begin

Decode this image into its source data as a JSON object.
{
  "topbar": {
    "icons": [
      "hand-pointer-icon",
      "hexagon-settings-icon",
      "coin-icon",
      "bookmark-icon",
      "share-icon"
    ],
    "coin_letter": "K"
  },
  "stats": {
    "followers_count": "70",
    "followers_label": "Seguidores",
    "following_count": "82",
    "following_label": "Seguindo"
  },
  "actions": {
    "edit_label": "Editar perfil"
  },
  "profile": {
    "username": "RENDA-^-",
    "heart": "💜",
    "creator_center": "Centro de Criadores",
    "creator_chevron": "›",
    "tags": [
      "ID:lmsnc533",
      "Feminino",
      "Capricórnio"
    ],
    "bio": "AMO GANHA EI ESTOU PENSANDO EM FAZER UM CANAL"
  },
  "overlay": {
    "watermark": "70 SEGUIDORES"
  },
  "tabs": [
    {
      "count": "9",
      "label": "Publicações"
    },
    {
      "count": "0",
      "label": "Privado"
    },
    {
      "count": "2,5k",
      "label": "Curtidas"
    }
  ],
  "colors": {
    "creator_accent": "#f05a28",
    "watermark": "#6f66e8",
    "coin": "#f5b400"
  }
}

end

Work to be completed:
Retype all of the data shown above, word for word.

Solution for this problem:
Decode this image into its source data as a JSON object.
{
  "topbar": {
    "icons": [
      "hand-pointer-icon",
      "hexagon-settings-icon",
      "coin-icon",
      "bookmark-icon",
      "share-icon"
    ],
    "coin_letter": "K"
  },
  "stats": {
    "followers_count": "70",
    "followers_label": "Seguidores",
    "following_count": "82",
    "following_label": "Seguindo"
  },
  "actions": {
    "edit_label": "Editar perfil"
  },
  "profile": {
    "username": "RENDA-^-",
    "heart": "💜",
    "creator_center": "Centro de Criadores",
    "creator_chevron": "›",
    "tags": [
      "ID:lmsnc533",
      "Feminino",
      "Capricórnio"
    ],
    "bio": "AMO GANHA EI ESTOU PENSANDO EM FAZER UM CANAL"
  },
  "overlay": {
    "watermark": "70 SEGUIDORES"
  },
  "tabs": [
    {
      "count": "9",
      "label": "Publicações"
    },
    {
      "count": "0",
      "label": "Privado"
    },
    {
      "count": "2,5k",
      "label": "Curtidas"
    }
  ],
  "colors": {
    "creator_accent": "#f05a28",
    "watermark": "#6f66e8",
    "coin": "#f5b400"
  }
}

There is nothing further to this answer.